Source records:
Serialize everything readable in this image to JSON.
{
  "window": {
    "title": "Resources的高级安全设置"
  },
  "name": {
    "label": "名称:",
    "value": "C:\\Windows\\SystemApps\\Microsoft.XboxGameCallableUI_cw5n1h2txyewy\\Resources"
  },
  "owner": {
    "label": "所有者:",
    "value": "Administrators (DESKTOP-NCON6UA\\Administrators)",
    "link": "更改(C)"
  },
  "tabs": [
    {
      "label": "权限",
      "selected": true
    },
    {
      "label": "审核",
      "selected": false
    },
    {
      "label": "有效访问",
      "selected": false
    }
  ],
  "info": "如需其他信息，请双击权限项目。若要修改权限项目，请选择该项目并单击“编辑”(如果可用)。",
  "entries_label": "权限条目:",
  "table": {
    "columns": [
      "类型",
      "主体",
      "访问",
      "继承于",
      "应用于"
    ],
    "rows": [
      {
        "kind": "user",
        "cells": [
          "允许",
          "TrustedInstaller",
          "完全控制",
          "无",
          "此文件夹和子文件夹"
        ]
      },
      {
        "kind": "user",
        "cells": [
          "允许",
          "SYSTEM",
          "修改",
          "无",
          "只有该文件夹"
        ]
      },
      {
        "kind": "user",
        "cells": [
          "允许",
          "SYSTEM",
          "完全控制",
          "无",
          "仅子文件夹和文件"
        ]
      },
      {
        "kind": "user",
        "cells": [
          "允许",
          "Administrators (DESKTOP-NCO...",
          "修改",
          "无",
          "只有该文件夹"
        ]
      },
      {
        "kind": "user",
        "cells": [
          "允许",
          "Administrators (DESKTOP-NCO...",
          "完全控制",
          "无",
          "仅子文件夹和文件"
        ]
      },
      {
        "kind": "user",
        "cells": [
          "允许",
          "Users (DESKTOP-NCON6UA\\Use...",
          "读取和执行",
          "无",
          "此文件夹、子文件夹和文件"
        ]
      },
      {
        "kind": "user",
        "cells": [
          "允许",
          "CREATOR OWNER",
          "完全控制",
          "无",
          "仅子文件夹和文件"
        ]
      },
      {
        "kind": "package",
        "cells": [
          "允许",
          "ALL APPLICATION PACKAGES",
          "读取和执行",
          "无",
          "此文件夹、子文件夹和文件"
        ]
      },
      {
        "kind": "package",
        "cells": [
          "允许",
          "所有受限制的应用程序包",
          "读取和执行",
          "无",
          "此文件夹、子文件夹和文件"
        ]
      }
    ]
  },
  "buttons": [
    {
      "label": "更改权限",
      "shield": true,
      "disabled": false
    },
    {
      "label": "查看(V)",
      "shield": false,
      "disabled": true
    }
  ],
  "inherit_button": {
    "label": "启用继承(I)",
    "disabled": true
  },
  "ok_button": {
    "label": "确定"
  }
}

Exercise task: Please set down each line of the records exactly as given.

Full solution:
Serialize everything readable in this image to JSON.
{
  "window": {
    "title": "Resources的高级安全设置"
  },
  "name": {
    "label": "名称:",
    "value": "C:\\Windows\\SystemApps\\Microsoft.XboxGameCallableUI_cw5n1h2txyewy\\Resources"
  },
  "owner": {
    "label": "所有者:",
    "value": "Administrators (DESKTOP-NCON6UA\\Administrators)",
    "link": "更改(C)"
  },
  "tabs": [
    {
      "label": "权限",
      "selected": true
    },
    {
      "label": "审核",
      "selected": false
    },
    {
      "label": "有效访问",
      "selected": false
    }
  ],
  "info": "如需其他信息，请双击权限项目。若要修改权限项目，请选择该项目并单击“编辑”(如果可用)。",
  "entries_label": "权限条目:",
  "table": {
    "columns": [
      "类型",
      "主体",
      "访问",
      "继承于",
      "应用于"
    ],
    "rows": [
      {
        "kind": "user",
        "cells": [
          "允许",
          "TrustedInstaller",
          "完全控制",
          "无",
          "此文件夹和子文件夹"
        ]
      },
      {
        "kind": "user",
        "cells": [
          "允许",
          "SYSTEM",
          "修改",
          "无",
          "只有该文件夹"
        ]
      },
      {
        "kind": "user",
        "cells": [
          "允许",
          "SYSTEM",
          "完全控制",
          "无",
          "仅子文件夹和文件"
        ]
      },
      {
        "kind": "user",
        "cells": [
          "允许",
          "Administrators (DESKTOP-NCO...",
          "修改",
          "无",
          "只有该文件夹"
        ]
      },
      {
        "kind": "user",
        "cells": [
          "允许",
          "Administrators (DESKTOP-NCO...",
          "完全控制",
          "无",
          "仅子文件夹和文件"
        ]
      },
      {
        "kind": "user",
        "cells": [
          "允许",
          "Users (DESKTOP-NCON6UA\\Use...",
          "读取和执行",
          "无",
          "此文件夹、子文件夹和文件"
        ]
      },
      {
        "kind": "user",
        "cells": [
          "允许",
          "CREATOR OWNER",
          "完全控制",
          "无",
          "仅子文件夹和文件"
        ]
      },
      {
        "kind": "package",
        "cells": [
          "允许",
          "ALL APPLICATION PACKAGES",
          "读取和执行",
          "无",
          "此文件夹、子文件夹和文件"
        ]
      },
      {
        "kind": "package",
        "cells": [
          "允许",
          "所有受限制的应用程序包",
          "读取和执行",
          "无",
          "此文件夹、子文件夹和文件"
        ]
      }
    ]
  },
  "buttons": [
    {
      "label": "更改权限",
      "shield": true,
      "disabled": false
    },
    {
      "label": "查看(V)",
      "shield": false,
      "disabled": true
    }
  ],
  "inherit_button": {
    "label": "启用继承(I)",
    "disabled": true
  },
  "ok_button": {
    "label": "确定"
  }
}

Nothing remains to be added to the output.